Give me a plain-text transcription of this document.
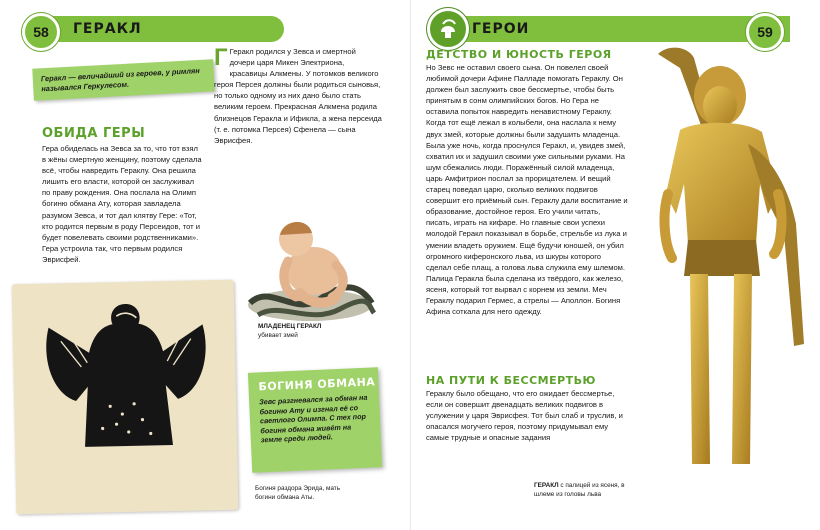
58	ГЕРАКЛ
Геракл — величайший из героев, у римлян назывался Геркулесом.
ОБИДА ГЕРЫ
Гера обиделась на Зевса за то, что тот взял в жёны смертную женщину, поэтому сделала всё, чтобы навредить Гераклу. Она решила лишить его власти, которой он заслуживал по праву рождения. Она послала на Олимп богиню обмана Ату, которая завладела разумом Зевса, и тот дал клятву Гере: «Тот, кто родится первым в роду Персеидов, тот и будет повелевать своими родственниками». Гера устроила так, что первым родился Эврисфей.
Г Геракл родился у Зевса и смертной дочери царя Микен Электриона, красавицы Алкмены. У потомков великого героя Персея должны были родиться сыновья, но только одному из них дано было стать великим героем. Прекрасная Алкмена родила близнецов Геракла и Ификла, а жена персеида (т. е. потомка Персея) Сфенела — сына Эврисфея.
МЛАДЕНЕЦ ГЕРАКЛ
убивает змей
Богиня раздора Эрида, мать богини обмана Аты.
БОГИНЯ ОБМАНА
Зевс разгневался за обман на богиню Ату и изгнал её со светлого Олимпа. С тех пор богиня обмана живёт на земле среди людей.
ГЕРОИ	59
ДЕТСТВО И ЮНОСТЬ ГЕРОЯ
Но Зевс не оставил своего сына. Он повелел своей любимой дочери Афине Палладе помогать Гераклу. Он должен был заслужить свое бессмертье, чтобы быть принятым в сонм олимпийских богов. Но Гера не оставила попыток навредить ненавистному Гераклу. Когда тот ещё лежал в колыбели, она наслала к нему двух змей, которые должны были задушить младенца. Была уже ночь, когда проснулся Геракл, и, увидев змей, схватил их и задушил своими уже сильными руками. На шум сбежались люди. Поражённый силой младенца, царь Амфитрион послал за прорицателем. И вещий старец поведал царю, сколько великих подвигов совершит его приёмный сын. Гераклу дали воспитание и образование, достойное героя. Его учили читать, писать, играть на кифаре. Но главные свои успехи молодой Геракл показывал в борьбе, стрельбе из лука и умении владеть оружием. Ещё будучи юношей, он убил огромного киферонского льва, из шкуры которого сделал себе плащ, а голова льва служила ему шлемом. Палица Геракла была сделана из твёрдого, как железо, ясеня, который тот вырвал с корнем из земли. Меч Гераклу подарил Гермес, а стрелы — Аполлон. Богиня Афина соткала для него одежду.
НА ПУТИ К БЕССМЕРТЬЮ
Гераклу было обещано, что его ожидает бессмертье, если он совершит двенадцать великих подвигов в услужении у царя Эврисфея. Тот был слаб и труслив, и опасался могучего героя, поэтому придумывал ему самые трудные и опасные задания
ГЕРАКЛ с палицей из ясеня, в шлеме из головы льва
----
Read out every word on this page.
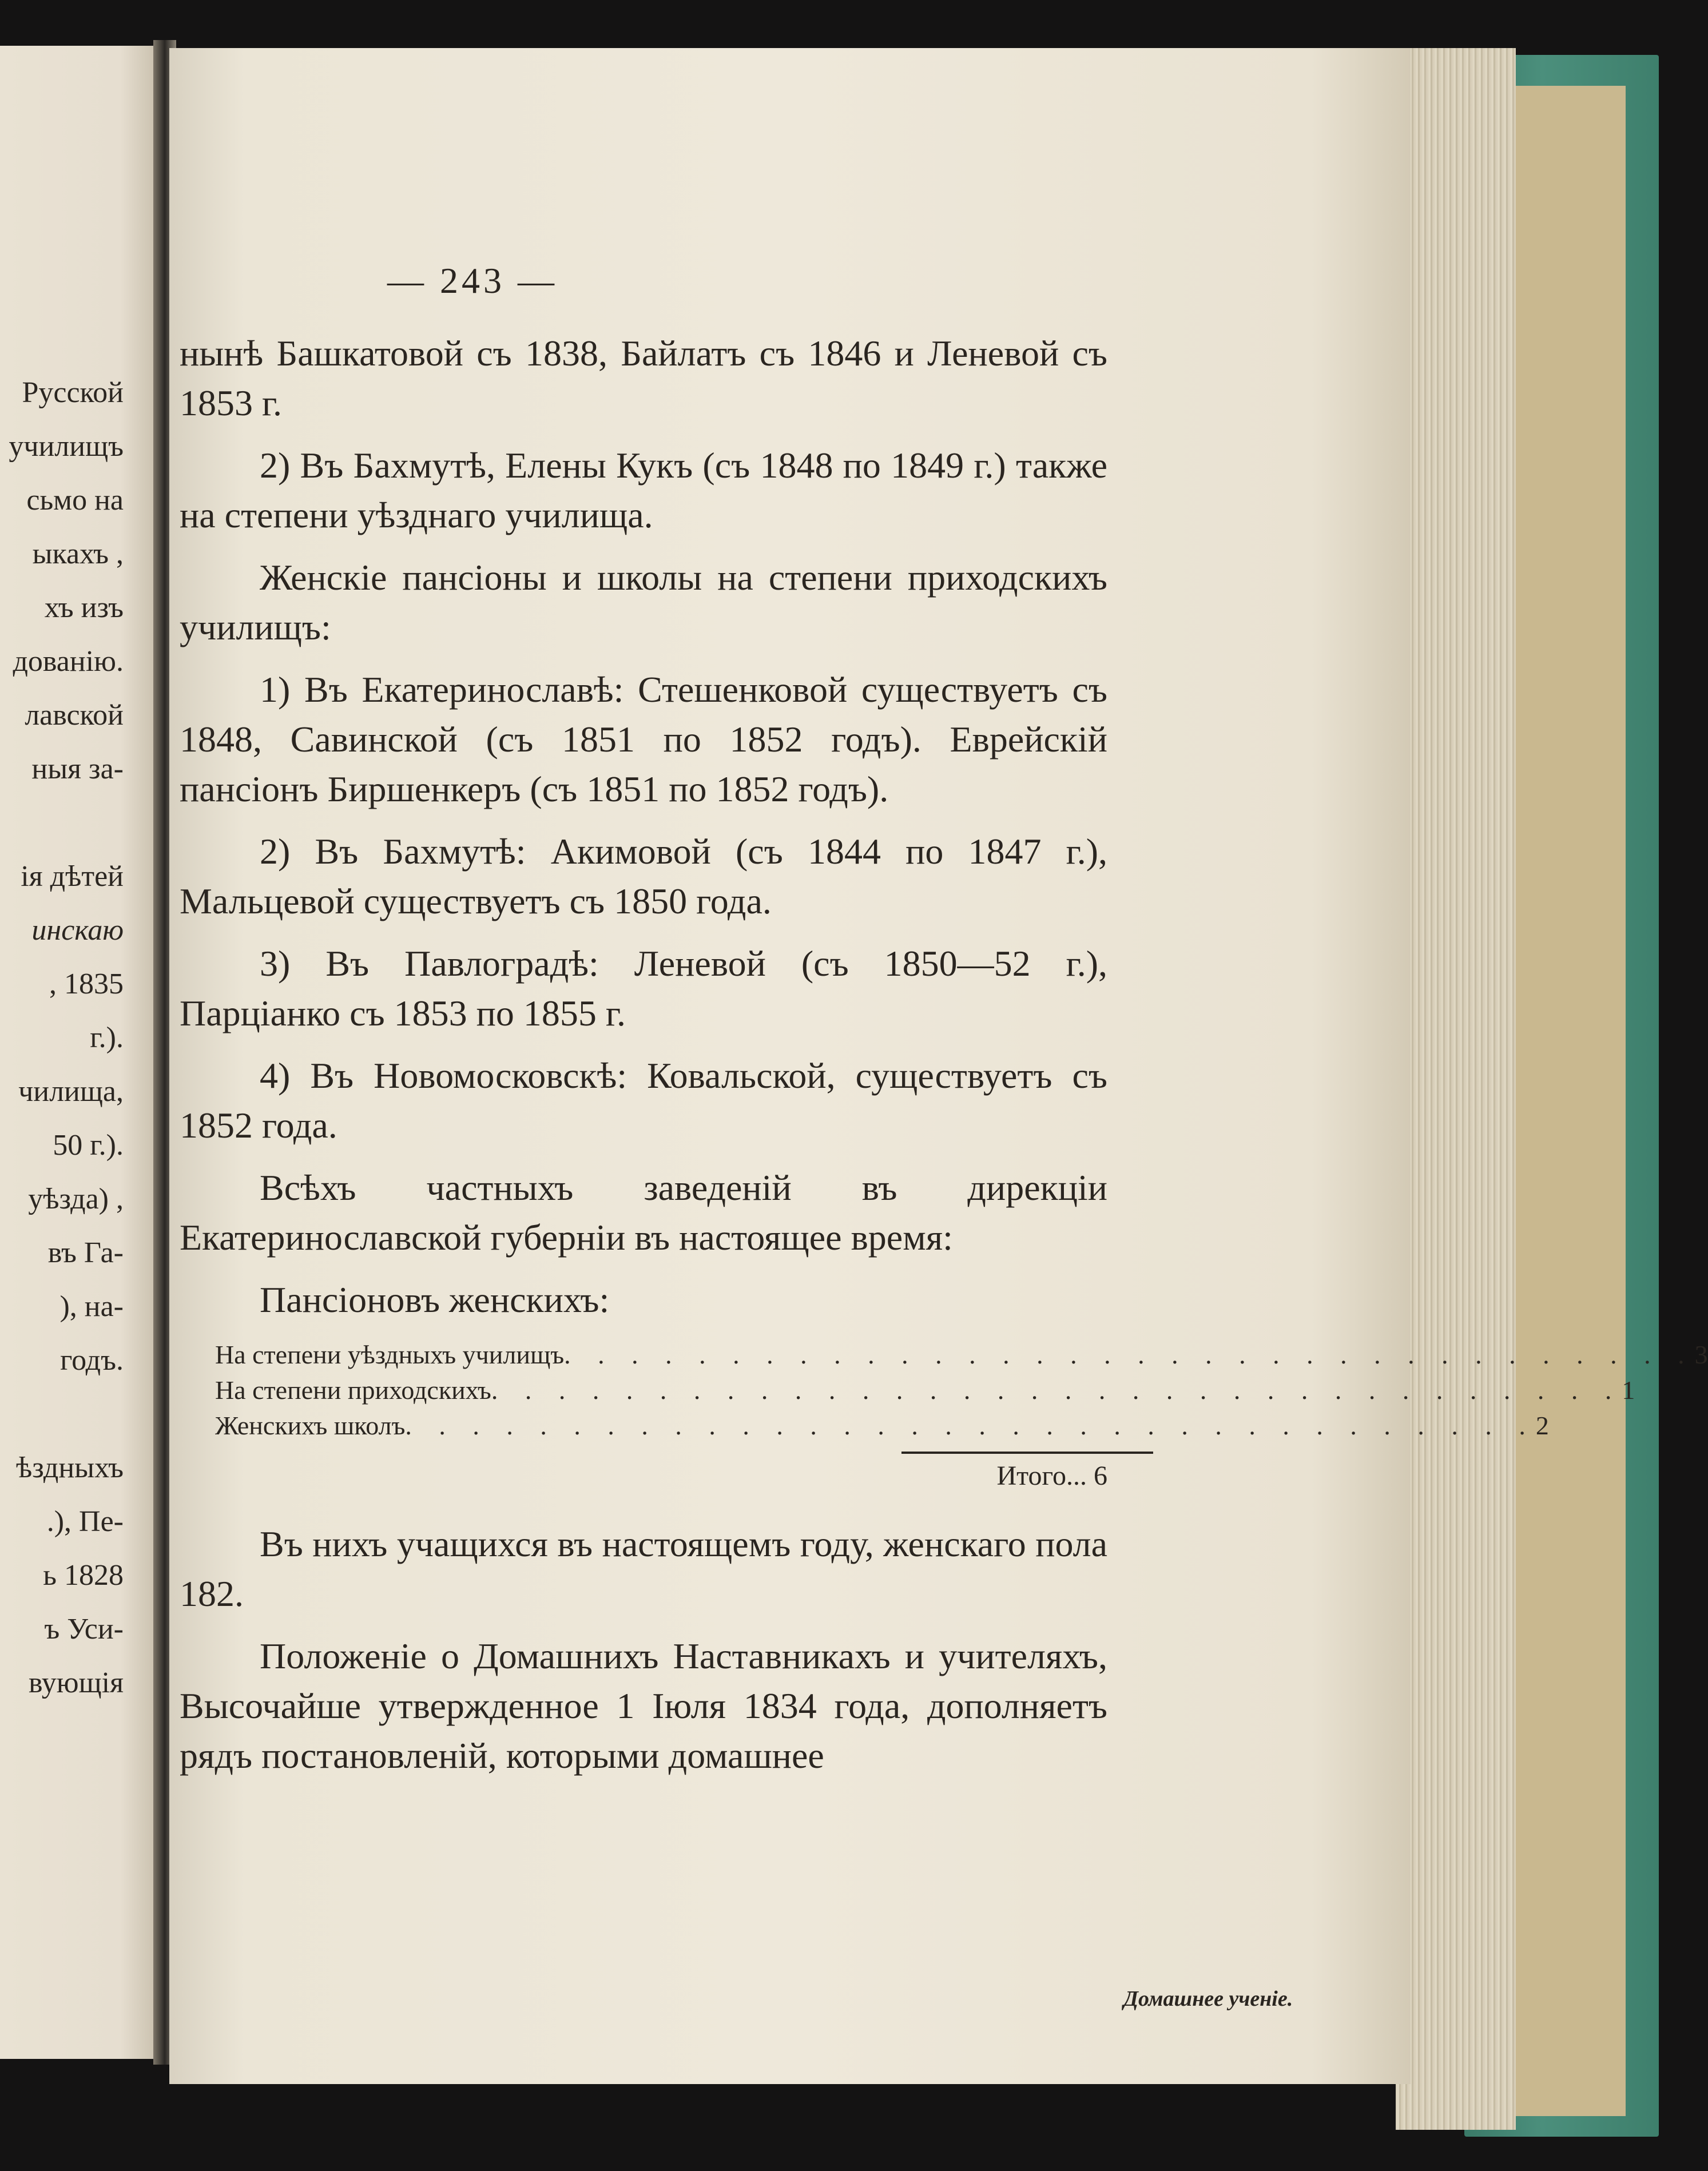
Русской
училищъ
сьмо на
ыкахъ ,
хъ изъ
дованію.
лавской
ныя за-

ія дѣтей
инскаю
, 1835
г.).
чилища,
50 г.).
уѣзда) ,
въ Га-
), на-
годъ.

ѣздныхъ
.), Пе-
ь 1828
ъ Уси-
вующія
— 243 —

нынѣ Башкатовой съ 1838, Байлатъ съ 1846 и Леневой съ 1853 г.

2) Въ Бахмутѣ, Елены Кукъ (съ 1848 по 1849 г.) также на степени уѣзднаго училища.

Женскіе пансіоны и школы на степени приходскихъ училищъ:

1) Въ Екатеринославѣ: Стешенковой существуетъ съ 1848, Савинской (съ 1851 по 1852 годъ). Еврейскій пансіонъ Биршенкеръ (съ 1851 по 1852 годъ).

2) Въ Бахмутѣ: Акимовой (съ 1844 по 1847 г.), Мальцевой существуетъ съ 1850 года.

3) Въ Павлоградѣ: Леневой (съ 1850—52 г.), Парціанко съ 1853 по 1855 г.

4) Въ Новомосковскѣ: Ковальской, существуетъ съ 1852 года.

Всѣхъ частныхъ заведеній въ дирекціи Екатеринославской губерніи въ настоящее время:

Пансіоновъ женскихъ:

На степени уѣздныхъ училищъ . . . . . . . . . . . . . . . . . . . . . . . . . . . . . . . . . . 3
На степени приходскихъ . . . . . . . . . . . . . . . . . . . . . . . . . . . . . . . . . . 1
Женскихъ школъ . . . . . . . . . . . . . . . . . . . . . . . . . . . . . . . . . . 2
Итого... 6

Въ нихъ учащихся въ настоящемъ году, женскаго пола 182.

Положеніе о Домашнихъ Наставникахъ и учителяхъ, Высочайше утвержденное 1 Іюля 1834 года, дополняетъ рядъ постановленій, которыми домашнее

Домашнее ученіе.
----
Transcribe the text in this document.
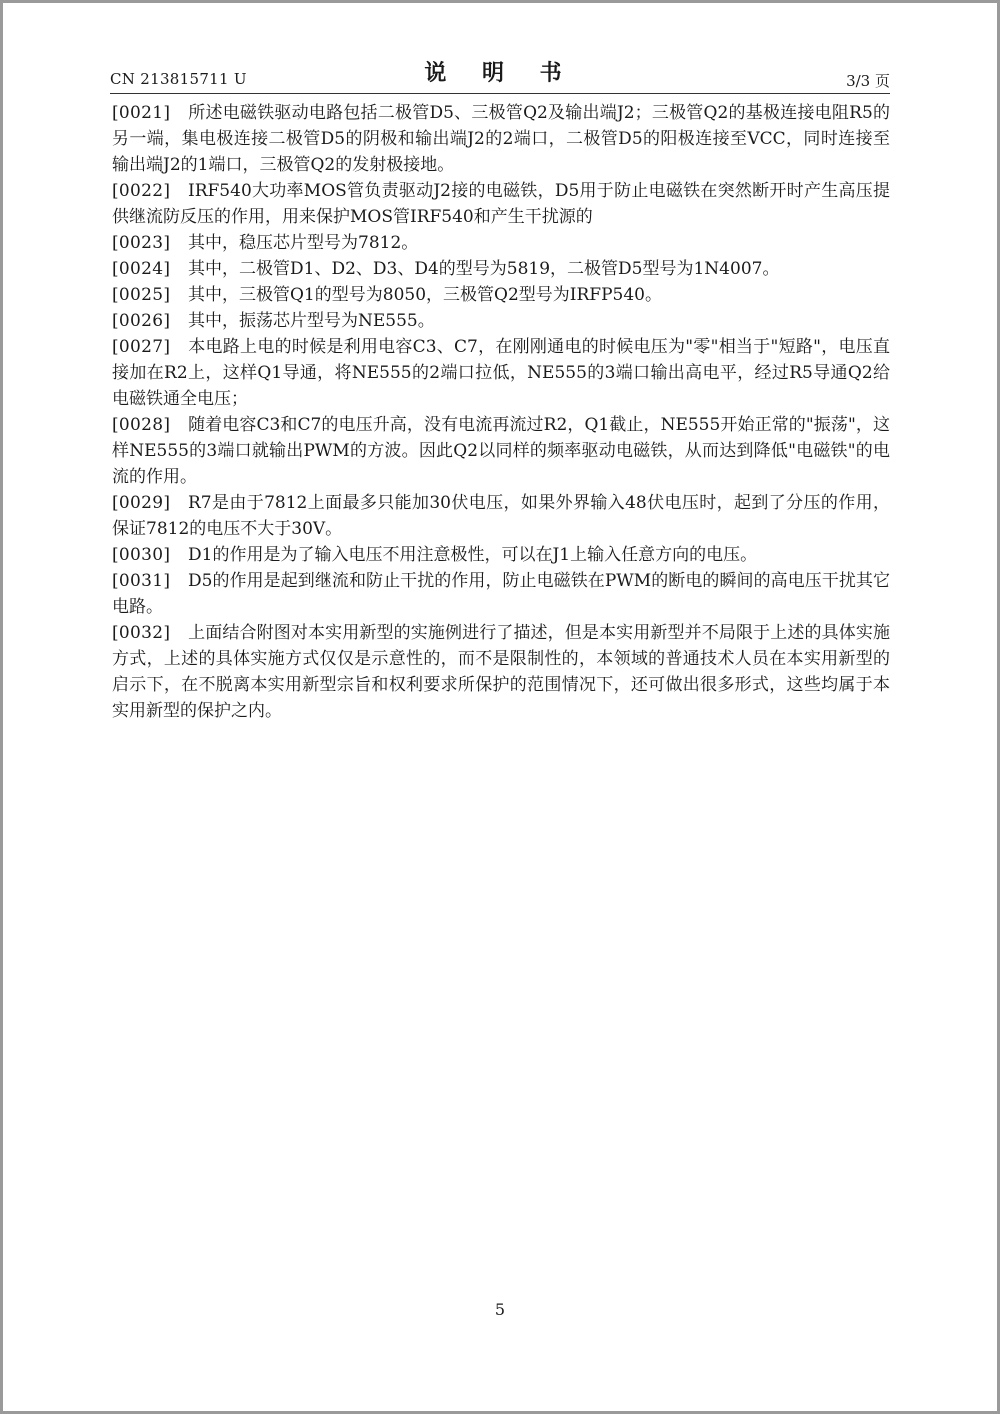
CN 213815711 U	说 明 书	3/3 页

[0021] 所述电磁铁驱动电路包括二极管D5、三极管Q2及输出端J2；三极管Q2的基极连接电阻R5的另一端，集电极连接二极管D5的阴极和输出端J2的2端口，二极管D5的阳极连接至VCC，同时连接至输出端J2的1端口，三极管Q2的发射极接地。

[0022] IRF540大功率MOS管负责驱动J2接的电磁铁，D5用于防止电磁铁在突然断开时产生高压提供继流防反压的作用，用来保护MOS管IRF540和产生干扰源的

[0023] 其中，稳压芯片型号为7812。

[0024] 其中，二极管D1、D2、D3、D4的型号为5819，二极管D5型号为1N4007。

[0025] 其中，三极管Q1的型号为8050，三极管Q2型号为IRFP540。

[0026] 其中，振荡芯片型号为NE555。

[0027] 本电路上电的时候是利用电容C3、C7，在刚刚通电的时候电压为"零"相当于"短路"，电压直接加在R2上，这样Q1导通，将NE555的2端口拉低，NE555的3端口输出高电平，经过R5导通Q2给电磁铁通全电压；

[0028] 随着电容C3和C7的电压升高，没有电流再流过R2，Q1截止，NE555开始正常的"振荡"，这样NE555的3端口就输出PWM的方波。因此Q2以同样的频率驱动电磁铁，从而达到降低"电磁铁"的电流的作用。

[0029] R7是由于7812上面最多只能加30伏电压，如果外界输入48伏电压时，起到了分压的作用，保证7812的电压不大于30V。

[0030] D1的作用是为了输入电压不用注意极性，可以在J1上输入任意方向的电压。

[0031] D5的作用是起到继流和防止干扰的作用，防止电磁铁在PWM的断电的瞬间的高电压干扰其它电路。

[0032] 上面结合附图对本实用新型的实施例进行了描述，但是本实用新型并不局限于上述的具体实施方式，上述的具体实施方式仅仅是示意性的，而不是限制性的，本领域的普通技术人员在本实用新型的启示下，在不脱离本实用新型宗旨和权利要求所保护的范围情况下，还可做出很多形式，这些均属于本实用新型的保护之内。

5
----
• PROBLEM STATEMENT: Please list every line of the records that contains "text".

• TASK SOLUTION:
Give me a plain-text transcription of this document.
Transcribe the text in this document.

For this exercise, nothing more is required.